* [Exercise input]:
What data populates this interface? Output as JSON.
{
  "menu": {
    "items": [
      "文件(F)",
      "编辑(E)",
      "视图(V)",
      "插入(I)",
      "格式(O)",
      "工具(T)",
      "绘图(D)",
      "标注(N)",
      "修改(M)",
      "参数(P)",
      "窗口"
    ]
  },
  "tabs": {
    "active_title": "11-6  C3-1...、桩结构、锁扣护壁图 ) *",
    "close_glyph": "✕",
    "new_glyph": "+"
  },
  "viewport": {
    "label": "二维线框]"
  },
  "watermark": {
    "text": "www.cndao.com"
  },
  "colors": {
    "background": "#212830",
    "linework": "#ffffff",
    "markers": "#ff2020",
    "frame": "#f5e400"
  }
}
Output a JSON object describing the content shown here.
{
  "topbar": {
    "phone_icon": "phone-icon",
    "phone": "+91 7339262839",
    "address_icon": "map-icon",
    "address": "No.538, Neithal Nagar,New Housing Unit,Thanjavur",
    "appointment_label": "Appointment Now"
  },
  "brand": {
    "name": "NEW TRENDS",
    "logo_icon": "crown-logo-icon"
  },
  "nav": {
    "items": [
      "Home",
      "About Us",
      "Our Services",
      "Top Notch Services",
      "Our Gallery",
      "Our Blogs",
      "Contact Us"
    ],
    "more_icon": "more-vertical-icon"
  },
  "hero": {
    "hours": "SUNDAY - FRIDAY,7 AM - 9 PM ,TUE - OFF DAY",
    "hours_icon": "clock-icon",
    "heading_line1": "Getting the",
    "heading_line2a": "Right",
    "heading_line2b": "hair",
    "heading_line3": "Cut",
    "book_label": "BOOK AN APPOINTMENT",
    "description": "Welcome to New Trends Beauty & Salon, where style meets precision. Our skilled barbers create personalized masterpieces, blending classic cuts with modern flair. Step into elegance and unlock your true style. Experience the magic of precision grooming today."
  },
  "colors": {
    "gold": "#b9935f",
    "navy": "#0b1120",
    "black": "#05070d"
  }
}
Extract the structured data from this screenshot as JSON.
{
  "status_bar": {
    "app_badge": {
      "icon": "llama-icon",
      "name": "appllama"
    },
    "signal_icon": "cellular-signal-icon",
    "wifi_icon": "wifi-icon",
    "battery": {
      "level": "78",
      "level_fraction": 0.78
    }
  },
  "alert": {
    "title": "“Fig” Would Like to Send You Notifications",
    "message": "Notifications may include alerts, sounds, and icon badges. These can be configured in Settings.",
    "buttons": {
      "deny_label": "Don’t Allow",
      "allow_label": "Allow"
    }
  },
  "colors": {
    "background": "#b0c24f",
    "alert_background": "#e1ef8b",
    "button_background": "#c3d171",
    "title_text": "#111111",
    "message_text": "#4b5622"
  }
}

* [What to do]:
In the entries above, take the line containing "Extract the structured" and each later line through the last, and repeat them exactly. Output nothing else.

* [Exercise output]:
Extract the structured data from this screenshot as JSON.
{
  "status_bar": {
    "app_badge": {
      "icon": "llama-icon",
      "name": "appllama"
    },
    "signal_icon": "cellular-signal-icon",
    "wifi_icon": "wifi-icon",
    "battery": {
      "level": "78",
      "level_fraction": 0.78
    }
  },
  "alert": {
    "title": "“Fig” Would Like to Send You Notifications",
    "message": "Notifications may include alerts, sounds, and icon badges. These can be configured in Settings.",
    "buttons": {
      "deny_label": "Don’t Allow",
      "allow_label": "Allow"
    }
  },
  "colors": {
    "background": "#b0c24f",
    "alert_background": "#e1ef8b",
    "button_background": "#c3d171",
    "title_text": "#111111",
    "message_text": "#4b5622"
  }
}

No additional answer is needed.